··· EXERCISE MATERIAL ···

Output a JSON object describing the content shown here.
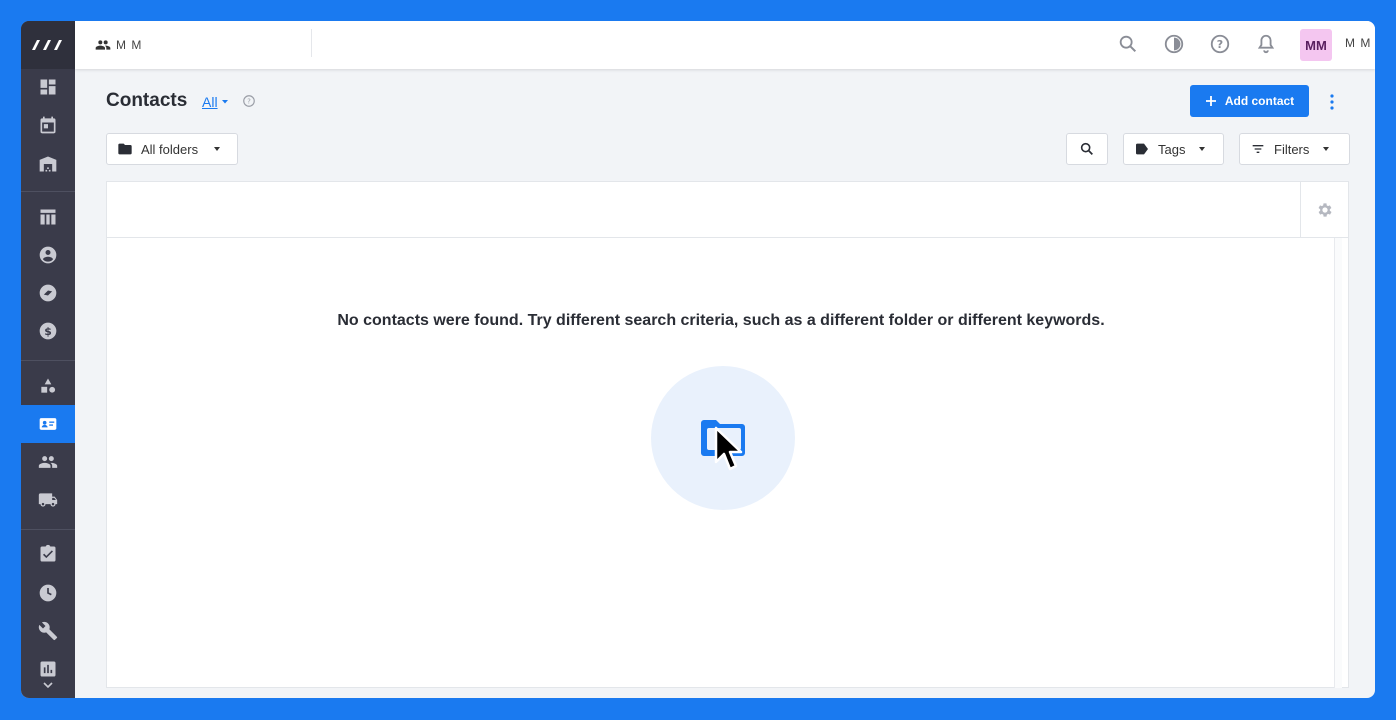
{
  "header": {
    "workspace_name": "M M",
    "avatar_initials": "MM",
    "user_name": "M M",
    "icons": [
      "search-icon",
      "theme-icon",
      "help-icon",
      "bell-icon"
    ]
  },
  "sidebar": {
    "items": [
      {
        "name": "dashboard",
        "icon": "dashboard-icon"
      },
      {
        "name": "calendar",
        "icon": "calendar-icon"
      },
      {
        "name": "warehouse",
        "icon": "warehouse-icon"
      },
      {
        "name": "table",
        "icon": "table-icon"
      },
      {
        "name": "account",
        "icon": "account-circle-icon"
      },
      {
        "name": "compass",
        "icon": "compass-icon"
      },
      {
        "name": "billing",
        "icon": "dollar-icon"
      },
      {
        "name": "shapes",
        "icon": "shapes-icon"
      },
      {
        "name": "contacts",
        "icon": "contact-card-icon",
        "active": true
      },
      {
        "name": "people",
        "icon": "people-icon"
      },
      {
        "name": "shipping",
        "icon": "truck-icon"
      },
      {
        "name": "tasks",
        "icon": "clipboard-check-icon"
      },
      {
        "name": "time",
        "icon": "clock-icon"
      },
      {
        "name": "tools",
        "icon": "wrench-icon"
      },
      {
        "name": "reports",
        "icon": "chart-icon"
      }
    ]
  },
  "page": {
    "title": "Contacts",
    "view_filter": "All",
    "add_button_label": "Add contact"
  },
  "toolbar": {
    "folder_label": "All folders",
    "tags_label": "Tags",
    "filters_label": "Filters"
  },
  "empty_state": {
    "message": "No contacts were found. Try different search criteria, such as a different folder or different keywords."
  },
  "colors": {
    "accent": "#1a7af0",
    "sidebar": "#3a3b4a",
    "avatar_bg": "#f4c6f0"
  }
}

···

> [TASK TO CARRY OUT] Pictures don't belong in the copy. Transcribe every record exactly as it appears.

> [ANSWER TO THE EXERCISE]
Output a JSON object describing the content shown here.
{
  "header": {
    "workspace_name": "M M",
    "avatar_initials": "MM",
    "user_name": "M M",
    "icons": [
      "search-icon",
      "theme-icon",
      "help-icon",
      "bell-icon"
    ]
  },
  "sidebar": {
    "items": [
      {
        "name": "dashboard",
        "icon": "dashboard-icon"
      },
      {
        "name": "calendar",
        "icon": "calendar-icon"
      },
      {
        "name": "warehouse",
        "icon": "warehouse-icon"
      },
      {
        "name": "table",
        "icon": "table-icon"
      },
      {
        "name": "account",
        "icon": "account-circle-icon"
      },
      {
        "name": "compass",
        "icon": "compass-icon"
      },
      {
        "name": "billing",
        "icon": "dollar-icon"
      },
      {
        "name": "shapes",
        "icon": "shapes-icon"
      },
      {
        "name": "contacts",
        "icon": "contact-card-icon",
        "active": true
      },
      {
        "name": "people",
        "icon": "people-icon"
      },
      {
        "name": "shipping",
        "icon": "truck-icon"
      },
      {
        "name": "tasks",
        "icon": "clipboard-check-icon"
      },
      {
        "name": "time",
        "icon": "clock-icon"
      },
      {
        "name": "tools",
        "icon": "wrench-icon"
      },
      {
        "name": "reports",
        "icon": "chart-icon"
      }
    ]
  },
  "page": {
    "title": "Contacts",
    "view_filter": "All",
    "add_button_label": "Add contact"
  },
  "toolbar": {
    "folder_label": "All folders",
    "tags_label": "Tags",
    "filters_label": "Filters"
  },
  "empty_state": {
    "message": "No contacts were found. Try different search criteria, such as a different folder or different keywords."
  },
  "colors": {
    "accent": "#1a7af0",
    "sidebar": "#3a3b4a",
    "avatar_bg": "#f4c6f0"
  }
}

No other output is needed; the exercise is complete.